# SET TASK
Gather all lines from the material that contain the word "name".

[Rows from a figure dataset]
++++++++++
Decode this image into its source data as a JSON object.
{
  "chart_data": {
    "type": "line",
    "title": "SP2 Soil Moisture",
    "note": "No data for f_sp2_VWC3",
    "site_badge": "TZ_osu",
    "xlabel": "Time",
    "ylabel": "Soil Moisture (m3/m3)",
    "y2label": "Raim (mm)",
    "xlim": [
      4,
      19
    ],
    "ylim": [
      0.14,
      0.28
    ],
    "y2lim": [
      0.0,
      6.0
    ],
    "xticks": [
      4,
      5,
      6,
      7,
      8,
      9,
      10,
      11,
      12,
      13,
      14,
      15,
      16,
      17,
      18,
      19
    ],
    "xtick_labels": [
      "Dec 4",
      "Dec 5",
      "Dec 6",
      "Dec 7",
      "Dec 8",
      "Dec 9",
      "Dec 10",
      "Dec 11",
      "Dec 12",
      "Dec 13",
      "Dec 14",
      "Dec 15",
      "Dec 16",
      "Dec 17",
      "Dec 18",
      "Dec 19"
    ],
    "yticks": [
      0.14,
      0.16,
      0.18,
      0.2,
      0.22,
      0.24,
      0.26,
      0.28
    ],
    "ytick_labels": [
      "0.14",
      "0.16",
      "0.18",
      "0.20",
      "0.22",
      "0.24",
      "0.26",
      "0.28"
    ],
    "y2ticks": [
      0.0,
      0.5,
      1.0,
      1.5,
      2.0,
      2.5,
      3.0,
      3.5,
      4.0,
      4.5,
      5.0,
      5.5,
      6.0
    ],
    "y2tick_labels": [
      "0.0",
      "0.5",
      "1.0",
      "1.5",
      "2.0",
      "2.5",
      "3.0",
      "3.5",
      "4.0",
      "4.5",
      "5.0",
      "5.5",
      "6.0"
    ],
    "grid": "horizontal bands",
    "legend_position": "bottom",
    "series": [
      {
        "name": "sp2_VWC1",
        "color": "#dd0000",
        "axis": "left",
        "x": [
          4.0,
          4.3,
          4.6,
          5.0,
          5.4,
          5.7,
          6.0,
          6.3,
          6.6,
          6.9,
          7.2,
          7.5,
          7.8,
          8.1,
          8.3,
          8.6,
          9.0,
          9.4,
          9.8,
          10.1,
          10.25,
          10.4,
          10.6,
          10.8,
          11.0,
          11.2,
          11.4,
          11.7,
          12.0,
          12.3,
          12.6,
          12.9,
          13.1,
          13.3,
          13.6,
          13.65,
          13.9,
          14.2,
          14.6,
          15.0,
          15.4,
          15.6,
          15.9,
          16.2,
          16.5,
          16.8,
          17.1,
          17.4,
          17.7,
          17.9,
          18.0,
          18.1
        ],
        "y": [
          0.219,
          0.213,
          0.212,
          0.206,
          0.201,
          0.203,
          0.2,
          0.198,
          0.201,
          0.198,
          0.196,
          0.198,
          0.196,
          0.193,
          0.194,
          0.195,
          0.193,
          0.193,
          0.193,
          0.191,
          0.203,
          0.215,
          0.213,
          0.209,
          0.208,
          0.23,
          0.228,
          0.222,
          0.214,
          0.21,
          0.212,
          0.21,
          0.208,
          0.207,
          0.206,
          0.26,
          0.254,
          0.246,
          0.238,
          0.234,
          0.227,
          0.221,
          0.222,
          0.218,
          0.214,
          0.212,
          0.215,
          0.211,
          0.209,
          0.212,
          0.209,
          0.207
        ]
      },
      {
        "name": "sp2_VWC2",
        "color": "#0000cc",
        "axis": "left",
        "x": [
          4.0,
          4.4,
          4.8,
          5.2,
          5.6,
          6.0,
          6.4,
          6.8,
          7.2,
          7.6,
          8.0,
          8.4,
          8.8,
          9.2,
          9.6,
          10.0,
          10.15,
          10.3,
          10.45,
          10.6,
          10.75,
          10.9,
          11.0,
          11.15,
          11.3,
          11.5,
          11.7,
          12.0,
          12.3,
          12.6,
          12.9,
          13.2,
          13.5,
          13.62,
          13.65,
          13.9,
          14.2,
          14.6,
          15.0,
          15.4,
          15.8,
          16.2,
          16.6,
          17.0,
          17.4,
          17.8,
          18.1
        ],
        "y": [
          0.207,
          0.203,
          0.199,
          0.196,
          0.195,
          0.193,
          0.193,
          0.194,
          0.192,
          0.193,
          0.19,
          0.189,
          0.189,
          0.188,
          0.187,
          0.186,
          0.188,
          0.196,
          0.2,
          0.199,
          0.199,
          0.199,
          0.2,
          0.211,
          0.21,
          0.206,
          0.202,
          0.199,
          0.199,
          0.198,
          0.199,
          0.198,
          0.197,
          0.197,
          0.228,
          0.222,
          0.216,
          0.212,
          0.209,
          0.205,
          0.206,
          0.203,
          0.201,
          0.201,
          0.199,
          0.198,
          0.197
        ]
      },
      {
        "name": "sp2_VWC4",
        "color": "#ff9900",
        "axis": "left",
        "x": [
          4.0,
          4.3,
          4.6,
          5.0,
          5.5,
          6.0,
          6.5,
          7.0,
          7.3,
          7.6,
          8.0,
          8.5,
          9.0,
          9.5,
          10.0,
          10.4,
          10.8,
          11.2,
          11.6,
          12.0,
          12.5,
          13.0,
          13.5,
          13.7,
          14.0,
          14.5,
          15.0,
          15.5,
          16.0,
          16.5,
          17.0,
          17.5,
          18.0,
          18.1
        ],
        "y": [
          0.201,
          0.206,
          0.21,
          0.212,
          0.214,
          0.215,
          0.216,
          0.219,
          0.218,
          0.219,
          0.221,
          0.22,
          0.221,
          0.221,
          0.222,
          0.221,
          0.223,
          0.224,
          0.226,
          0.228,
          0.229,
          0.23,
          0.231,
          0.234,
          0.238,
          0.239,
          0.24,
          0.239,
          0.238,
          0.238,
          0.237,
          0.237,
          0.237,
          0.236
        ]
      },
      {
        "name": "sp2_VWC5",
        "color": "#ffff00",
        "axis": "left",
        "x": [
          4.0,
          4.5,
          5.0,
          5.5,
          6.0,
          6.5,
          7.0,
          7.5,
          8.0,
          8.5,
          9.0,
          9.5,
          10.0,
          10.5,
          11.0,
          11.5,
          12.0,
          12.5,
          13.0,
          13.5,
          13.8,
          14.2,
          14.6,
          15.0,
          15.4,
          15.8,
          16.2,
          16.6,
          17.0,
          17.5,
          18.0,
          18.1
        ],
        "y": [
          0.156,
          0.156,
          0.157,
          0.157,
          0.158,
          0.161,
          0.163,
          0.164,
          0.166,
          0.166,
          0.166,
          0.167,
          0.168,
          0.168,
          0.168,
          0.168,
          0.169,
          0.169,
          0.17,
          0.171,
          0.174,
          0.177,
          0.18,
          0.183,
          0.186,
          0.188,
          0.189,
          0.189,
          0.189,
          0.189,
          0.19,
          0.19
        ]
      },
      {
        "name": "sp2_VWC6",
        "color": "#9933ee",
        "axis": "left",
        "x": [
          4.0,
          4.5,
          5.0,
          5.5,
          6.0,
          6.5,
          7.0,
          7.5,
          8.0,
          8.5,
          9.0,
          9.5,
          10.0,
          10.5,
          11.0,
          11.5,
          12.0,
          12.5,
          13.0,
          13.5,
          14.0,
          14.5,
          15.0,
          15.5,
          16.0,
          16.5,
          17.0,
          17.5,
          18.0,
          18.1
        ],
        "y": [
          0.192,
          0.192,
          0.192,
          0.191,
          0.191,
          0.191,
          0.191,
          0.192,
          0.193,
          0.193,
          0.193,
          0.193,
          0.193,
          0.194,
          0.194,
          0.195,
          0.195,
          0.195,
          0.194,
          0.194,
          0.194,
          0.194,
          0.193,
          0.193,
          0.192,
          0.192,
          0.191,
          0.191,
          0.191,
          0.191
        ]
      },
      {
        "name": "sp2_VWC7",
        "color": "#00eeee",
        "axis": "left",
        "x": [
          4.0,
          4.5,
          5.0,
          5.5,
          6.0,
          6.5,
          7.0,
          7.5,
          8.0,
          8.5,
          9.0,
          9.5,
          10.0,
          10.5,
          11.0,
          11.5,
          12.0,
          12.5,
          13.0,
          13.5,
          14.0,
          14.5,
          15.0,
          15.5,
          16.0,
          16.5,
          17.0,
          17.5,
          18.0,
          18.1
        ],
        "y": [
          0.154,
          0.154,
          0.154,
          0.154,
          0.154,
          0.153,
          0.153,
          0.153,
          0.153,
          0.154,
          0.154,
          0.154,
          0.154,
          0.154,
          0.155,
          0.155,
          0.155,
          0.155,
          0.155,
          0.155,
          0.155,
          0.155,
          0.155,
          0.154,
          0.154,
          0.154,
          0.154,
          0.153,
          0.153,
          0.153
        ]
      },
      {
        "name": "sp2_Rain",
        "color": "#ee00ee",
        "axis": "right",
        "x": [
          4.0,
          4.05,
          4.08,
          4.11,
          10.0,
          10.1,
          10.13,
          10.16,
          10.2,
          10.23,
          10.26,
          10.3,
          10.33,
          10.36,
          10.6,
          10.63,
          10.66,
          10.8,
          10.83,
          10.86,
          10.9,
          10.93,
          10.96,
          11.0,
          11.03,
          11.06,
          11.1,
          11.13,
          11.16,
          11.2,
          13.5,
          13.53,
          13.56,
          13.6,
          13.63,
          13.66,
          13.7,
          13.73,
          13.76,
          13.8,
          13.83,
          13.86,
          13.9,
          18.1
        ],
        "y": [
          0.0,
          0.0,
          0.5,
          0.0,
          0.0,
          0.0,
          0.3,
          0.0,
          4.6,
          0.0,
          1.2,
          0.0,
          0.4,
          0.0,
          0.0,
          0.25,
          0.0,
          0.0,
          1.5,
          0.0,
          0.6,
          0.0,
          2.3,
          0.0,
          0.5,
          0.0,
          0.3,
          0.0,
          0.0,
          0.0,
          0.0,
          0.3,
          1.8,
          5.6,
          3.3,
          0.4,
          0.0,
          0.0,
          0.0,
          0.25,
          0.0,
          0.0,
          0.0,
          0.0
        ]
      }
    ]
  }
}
++++++++++
# ANSWER TO THIS EXERCISE
        "name": "sp2_VWC1",
        "name": "sp2_VWC2",
        "name": "sp2_VWC4",
        "name": "sp2_VWC5",
        "name": "sp2_VWC6",
        "name": "sp2_VWC7",
        "name": "sp2_Rain",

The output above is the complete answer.